RECORDS TO USE »
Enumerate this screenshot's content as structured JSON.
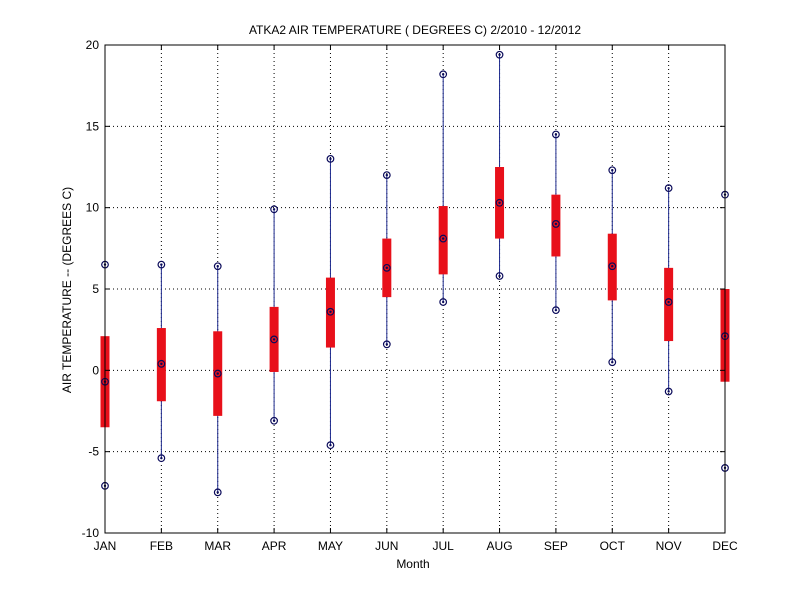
{
  "chart_data": {
    "type": "boxplot",
    "title": "ATKA2  AIR TEMPERATURE ( DEGREES C) 2/2010 - 12/2012",
    "xlabel": "Month",
    "ylabel": "AIR TEMPERATURE -- (DEGREES C)",
    "ylim": [
      -10,
      20
    ],
    "yticks": [
      "-10",
      "-5",
      "0",
      "5",
      "10",
      "15",
      "20"
    ],
    "grid": true,
    "categories": [
      "JAN",
      "FEB",
      "MAR",
      "APR",
      "MAY",
      "JUN",
      "JUL",
      "AUG",
      "SEP",
      "OCT",
      "NOV",
      "DEC"
    ],
    "series": [
      {
        "min": [
          -7.1,
          -5.4,
          -7.5,
          -3.1,
          -4.6,
          1.6,
          4.2,
          5.8,
          3.7,
          0.5,
          -1.3,
          -6.0
        ],
        "q1": [
          -3.5,
          -1.9,
          -2.8,
          -0.1,
          1.4,
          4.5,
          5.9,
          8.1,
          7.0,
          4.3,
          1.8,
          -0.7
        ],
        "median": [
          -0.7,
          0.4,
          -0.2,
          1.9,
          3.6,
          6.3,
          8.1,
          10.3,
          9.0,
          6.4,
          4.2,
          2.1
        ],
        "q3": [
          2.1,
          2.6,
          2.4,
          3.9,
          5.7,
          8.1,
          10.1,
          12.5,
          10.8,
          8.4,
          6.3,
          5.0
        ],
        "max": [
          6.5,
          6.5,
          6.4,
          9.9,
          13.0,
          12.0,
          18.2,
          19.4,
          14.5,
          12.3,
          11.2,
          10.8
        ]
      }
    ],
    "colors": {
      "whisker": "#1f2c8f",
      "box": "#e8101a",
      "marker": "#0a0a5a",
      "grid": "#000000"
    }
  }
}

GIVEN PROBLEM »
Check all the records above and select each line where the string "DEGREES" is found.

RESULT OF THE TASK »
    "title": "ATKA2  AIR TEMPERATURE ( DEGREES C) 2/2010 - 12/2012",
    "ylabel": "AIR TEMPERATURE -- (DEGREES C)",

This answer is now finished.